## WORK TO BE COMPLETED
Word for word, repeat the entries, minus the pictures.
#####
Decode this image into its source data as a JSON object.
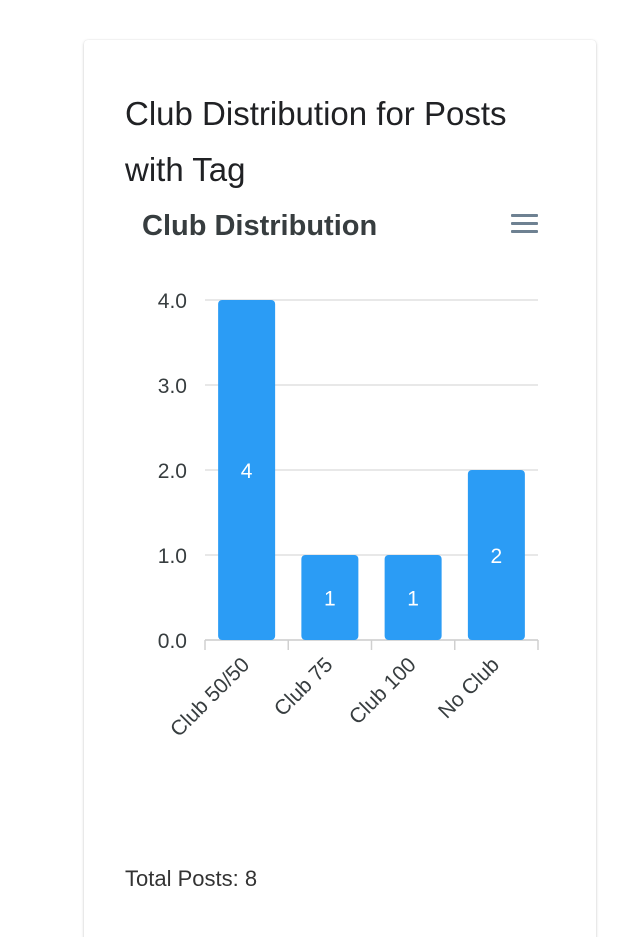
{
  "card": {
    "title": "Club Distribution for Posts with Tag",
    "chart_title": "Club Distribution",
    "menu_icon": "hamburger-menu-icon",
    "total_label": "Total Posts: 8"
  },
  "colors": {
    "bar": "#2b9cf5",
    "grid": "#e0e0e0",
    "axis_text": "#373d3f",
    "data_label": "#ffffff"
  },
  "chart_data": {
    "type": "bar",
    "title": "Club Distribution",
    "categories": [
      "Club 50/50",
      "Club 75",
      "Club 100",
      "No Club"
    ],
    "values": [
      4,
      1,
      1,
      2
    ],
    "data_labels": [
      "4",
      "1",
      "1",
      "2"
    ],
    "yticks": [
      "0.0",
      "1.0",
      "2.0",
      "3.0",
      "4.0"
    ],
    "ylim": [
      0,
      4
    ],
    "xlabel": "",
    "ylabel": "",
    "grid": true
  }
}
#####
## OUTPUT OF THE EXERCISE
Decode this image into its source data as a JSON object.
{
  "card": {
    "title": "Club Distribution for Posts with Tag",
    "chart_title": "Club Distribution",
    "menu_icon": "hamburger-menu-icon",
    "total_label": "Total Posts: 8"
  },
  "colors": {
    "bar": "#2b9cf5",
    "grid": "#e0e0e0",
    "axis_text": "#373d3f",
    "data_label": "#ffffff"
  },
  "chart_data": {
    "type": "bar",
    "title": "Club Distribution",
    "categories": [
      "Club 50/50",
      "Club 75",
      "Club 100",
      "No Club"
    ],
    "values": [
      4,
      1,
      1,
      2
    ],
    "data_labels": [
      "4",
      "1",
      "1",
      "2"
    ],
    "yticks": [
      "0.0",
      "1.0",
      "2.0",
      "3.0",
      "4.0"
    ],
    "ylim": [
      0,
      4
    ],
    "xlabel": "",
    "ylabel": "",
    "grid": true
  }
}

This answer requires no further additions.